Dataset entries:

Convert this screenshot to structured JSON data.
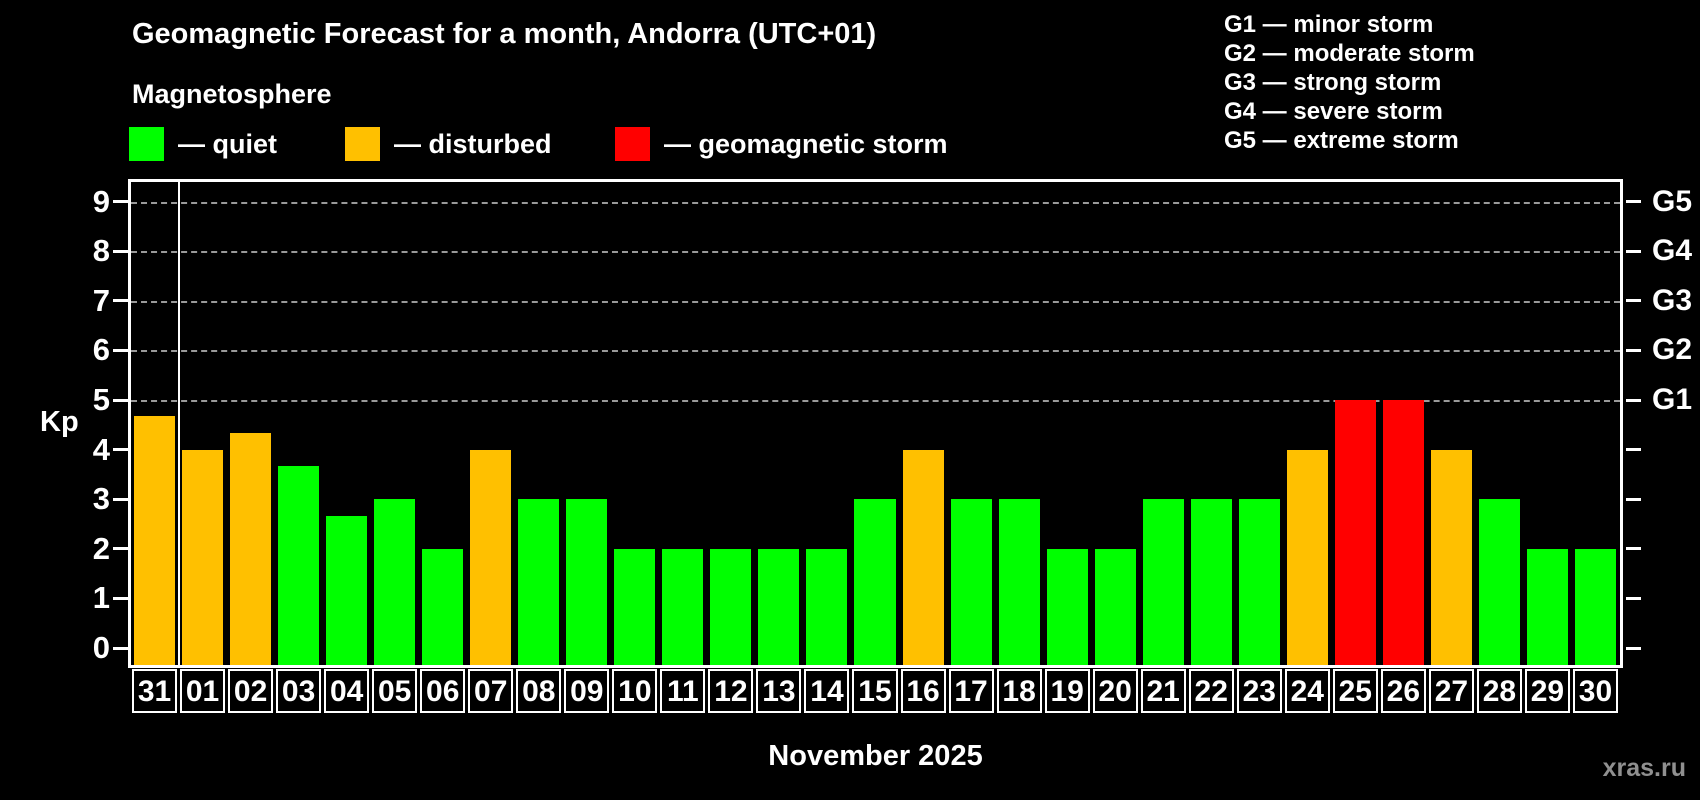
{
  "title": "Geomagnetic Forecast for a month, Andorra (UTC+01)",
  "subtitle": "Magnetosphere",
  "legend": {
    "items": [
      {
        "label": "— quiet",
        "status": "quiet",
        "color": "#00ff00"
      },
      {
        "label": "— disturbed",
        "status": "disturbed",
        "color": "#ffc000"
      },
      {
        "label": "— geomagnetic storm",
        "status": "storm",
        "color": "#ff0000"
      }
    ]
  },
  "storm_scale": [
    "G1 — minor storm",
    "G2 — moderate storm",
    "G3 — strong storm",
    "G4 — severe storm",
    "G5 — extreme storm"
  ],
  "watermark": "xras.ru",
  "chart_data": {
    "type": "bar",
    "title": "Geomagnetic Forecast for a month, Andorra (UTC+01)",
    "xlabel": "November 2025",
    "ylabel": "Kp",
    "ylim": [
      0,
      9
    ],
    "yticks": [
      0,
      1,
      2,
      3,
      4,
      5,
      6,
      7,
      8,
      9
    ],
    "gridlines_at": [
      5,
      6,
      7,
      8,
      9
    ],
    "grid": "dashed horizontal lines at storm levels G1-G5 only",
    "legend_position": "top",
    "right_axis": [
      {
        "label": "G1",
        "kp": 5
      },
      {
        "label": "G2",
        "kp": 6
      },
      {
        "label": "G3",
        "kp": 7
      },
      {
        "label": "G4",
        "kp": 8
      },
      {
        "label": "G5",
        "kp": 9
      }
    ],
    "month_separator_after": "31",
    "categories": [
      "31",
      "01",
      "02",
      "03",
      "04",
      "05",
      "06",
      "07",
      "08",
      "09",
      "10",
      "11",
      "12",
      "13",
      "14",
      "15",
      "16",
      "17",
      "18",
      "19",
      "20",
      "21",
      "22",
      "23",
      "24",
      "25",
      "26",
      "27",
      "28",
      "29",
      "30"
    ],
    "values": [
      4.67,
      4,
      4.33,
      3.67,
      2.67,
      3,
      2,
      4,
      3,
      3,
      2,
      2,
      2,
      2,
      2,
      3,
      4,
      3,
      3,
      2,
      2,
      3,
      3,
      3,
      4,
      5,
      5,
      4,
      3,
      2,
      2
    ],
    "statuses": [
      "disturbed",
      "disturbed",
      "disturbed",
      "quiet",
      "quiet",
      "quiet",
      "quiet",
      "disturbed",
      "quiet",
      "quiet",
      "quiet",
      "quiet",
      "quiet",
      "quiet",
      "quiet",
      "quiet",
      "disturbed",
      "quiet",
      "quiet",
      "quiet",
      "quiet",
      "quiet",
      "quiet",
      "quiet",
      "disturbed",
      "storm",
      "storm",
      "disturbed",
      "quiet",
      "quiet",
      "quiet"
    ],
    "status_colors": {
      "quiet": "#00ff00",
      "disturbed": "#ffc000",
      "storm": "#ff0000"
    }
  }
}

# [GIVEN PROBLEM]
Reply with nothing but the number of lines that contain the word "Forecast".

# [ANSWER TO THE PROBLEM]
2